● Input rows
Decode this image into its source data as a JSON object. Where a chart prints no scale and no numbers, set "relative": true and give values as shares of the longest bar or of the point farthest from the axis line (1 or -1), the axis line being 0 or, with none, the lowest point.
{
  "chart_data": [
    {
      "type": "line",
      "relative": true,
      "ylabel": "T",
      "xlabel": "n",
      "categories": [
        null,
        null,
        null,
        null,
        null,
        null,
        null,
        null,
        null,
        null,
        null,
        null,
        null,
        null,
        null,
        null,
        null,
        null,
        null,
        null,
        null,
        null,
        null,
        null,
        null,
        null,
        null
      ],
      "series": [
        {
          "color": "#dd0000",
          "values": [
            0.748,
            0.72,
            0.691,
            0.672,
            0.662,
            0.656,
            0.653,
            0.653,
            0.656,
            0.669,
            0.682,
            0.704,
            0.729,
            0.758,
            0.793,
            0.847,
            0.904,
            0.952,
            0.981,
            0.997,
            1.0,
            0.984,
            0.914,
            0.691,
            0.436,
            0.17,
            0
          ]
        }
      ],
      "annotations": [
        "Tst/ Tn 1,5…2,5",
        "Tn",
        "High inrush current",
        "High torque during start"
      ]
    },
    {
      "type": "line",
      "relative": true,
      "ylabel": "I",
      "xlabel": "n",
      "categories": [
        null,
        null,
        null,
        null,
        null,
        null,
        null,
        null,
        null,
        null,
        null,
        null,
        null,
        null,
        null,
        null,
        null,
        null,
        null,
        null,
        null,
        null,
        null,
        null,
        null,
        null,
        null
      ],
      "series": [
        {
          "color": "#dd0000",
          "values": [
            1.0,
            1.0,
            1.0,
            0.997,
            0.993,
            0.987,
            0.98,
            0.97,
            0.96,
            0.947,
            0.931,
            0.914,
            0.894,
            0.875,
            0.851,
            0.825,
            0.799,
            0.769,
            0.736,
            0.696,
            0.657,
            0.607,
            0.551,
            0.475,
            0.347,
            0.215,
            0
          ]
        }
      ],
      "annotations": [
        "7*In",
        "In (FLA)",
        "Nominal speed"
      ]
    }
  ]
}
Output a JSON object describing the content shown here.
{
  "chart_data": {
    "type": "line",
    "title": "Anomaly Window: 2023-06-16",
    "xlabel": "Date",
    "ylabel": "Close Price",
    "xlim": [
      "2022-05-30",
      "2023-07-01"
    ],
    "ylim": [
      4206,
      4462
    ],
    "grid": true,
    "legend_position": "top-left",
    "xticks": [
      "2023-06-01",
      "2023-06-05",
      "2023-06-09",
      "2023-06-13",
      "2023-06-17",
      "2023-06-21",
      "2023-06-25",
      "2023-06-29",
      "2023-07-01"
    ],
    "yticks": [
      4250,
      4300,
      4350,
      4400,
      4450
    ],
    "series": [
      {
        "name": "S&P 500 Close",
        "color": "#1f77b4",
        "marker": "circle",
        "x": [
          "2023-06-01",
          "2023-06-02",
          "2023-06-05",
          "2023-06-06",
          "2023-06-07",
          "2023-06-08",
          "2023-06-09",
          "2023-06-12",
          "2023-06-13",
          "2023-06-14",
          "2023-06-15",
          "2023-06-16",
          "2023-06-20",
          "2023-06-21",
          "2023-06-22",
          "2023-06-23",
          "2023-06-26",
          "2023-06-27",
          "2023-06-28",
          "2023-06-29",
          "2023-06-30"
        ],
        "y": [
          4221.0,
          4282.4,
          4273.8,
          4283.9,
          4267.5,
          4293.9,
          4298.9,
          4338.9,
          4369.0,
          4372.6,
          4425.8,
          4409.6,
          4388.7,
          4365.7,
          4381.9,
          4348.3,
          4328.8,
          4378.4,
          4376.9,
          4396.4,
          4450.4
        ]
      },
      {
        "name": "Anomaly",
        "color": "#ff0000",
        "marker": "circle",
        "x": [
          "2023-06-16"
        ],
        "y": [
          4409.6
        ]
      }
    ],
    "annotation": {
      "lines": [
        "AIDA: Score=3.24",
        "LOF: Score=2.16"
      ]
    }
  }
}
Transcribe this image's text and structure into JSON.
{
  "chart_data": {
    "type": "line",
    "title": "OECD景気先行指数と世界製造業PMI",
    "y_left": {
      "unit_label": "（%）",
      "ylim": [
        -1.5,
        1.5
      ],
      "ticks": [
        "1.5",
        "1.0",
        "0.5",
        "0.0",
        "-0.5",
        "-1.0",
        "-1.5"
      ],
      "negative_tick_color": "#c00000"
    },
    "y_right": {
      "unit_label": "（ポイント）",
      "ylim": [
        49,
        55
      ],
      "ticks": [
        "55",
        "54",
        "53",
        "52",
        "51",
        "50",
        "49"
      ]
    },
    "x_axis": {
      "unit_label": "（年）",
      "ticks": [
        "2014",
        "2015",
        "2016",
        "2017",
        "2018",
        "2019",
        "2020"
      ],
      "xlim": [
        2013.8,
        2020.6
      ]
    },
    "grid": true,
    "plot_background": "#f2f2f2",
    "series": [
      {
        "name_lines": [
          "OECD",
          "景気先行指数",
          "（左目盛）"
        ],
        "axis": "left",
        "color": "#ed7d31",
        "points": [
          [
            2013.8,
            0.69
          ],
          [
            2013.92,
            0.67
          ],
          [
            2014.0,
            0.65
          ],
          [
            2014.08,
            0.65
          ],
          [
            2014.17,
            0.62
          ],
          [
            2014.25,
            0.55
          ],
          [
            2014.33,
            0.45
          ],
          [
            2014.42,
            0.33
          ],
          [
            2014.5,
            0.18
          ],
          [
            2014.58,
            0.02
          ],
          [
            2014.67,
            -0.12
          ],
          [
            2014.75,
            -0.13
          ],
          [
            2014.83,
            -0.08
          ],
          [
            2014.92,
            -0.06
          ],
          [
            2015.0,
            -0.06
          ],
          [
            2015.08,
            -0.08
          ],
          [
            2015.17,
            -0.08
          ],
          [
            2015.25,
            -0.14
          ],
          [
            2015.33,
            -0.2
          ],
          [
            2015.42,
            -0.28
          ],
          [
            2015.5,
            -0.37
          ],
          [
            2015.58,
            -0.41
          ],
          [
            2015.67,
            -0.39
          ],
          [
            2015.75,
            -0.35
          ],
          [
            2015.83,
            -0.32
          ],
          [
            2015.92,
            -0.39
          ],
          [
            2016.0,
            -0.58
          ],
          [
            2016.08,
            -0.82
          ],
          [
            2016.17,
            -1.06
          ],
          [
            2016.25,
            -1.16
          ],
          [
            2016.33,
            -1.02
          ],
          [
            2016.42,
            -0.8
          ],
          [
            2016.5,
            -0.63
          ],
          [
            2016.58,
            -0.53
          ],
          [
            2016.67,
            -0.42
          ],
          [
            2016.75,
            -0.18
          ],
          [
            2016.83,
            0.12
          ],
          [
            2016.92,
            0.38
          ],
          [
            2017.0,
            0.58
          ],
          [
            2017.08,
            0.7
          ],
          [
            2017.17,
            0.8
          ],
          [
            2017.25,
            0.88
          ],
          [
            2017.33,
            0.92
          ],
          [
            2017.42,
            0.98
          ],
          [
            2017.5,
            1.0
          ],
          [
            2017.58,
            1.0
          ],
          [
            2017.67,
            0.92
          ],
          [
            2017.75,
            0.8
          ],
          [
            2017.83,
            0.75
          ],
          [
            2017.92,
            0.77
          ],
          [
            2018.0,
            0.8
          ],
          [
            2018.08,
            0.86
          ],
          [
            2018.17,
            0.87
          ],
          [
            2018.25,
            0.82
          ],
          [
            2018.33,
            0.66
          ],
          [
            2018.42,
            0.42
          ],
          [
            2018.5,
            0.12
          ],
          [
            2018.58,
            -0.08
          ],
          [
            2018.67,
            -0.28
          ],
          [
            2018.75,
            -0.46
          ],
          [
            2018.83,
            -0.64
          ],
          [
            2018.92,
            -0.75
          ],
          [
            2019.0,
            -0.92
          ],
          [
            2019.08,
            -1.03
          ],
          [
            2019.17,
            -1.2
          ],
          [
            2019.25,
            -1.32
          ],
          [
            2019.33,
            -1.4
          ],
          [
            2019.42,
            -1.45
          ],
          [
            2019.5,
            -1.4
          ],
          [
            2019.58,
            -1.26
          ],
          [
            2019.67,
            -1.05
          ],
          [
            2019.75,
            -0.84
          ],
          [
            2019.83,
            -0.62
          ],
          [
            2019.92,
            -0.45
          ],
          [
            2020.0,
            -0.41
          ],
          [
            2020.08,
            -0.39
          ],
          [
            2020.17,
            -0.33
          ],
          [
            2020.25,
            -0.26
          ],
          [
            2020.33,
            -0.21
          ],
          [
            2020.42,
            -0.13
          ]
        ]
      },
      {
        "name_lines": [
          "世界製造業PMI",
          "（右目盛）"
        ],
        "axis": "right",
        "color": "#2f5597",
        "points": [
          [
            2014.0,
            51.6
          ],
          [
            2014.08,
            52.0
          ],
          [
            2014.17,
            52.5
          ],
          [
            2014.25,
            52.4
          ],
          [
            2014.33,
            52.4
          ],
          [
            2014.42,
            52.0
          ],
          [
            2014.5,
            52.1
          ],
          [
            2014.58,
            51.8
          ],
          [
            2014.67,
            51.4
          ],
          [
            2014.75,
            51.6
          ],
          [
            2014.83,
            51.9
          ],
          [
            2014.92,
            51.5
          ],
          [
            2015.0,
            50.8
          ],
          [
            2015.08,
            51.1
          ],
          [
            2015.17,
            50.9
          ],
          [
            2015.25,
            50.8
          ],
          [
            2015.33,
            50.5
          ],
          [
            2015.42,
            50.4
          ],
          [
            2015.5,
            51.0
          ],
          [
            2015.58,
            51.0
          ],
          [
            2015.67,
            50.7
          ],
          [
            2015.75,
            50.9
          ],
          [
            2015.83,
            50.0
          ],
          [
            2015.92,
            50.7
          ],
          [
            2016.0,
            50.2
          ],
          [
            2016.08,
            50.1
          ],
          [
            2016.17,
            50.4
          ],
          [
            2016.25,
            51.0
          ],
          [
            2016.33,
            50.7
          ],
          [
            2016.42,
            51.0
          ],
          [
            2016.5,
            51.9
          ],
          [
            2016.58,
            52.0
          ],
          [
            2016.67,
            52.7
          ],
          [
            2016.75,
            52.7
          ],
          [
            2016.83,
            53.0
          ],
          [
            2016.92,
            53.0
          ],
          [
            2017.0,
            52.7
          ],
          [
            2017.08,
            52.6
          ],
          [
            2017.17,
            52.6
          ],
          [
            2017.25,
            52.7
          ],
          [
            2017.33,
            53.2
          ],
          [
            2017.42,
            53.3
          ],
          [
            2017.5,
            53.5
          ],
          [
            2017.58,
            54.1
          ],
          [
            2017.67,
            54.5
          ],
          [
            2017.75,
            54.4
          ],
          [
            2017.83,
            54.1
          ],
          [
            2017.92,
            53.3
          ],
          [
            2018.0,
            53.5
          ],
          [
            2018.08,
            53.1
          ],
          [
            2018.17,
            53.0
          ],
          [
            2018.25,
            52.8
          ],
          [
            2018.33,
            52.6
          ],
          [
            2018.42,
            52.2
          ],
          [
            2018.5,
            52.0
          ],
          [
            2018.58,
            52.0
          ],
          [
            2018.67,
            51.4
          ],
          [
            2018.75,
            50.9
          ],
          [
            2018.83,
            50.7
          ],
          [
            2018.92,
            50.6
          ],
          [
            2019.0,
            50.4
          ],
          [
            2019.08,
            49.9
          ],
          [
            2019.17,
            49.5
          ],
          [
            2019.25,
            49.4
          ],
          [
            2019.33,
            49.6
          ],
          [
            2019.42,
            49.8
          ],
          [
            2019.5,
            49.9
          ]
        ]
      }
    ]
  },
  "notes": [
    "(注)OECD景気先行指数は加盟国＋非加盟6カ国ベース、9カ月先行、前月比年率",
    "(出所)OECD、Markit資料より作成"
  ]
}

● What is needed
Search the entries for the word "image", then gather every line that has it.

● Expected answer
Decode this image into its source data as a JSON object. Where a chart prints no scale and no numbers, set "relative": true and give values as shares of the longest bar or of the point farthest from the axis line (1 or -1), the axis line being 0 or, with none, the lowest point.
Transcribe this image's text and structure into JSON.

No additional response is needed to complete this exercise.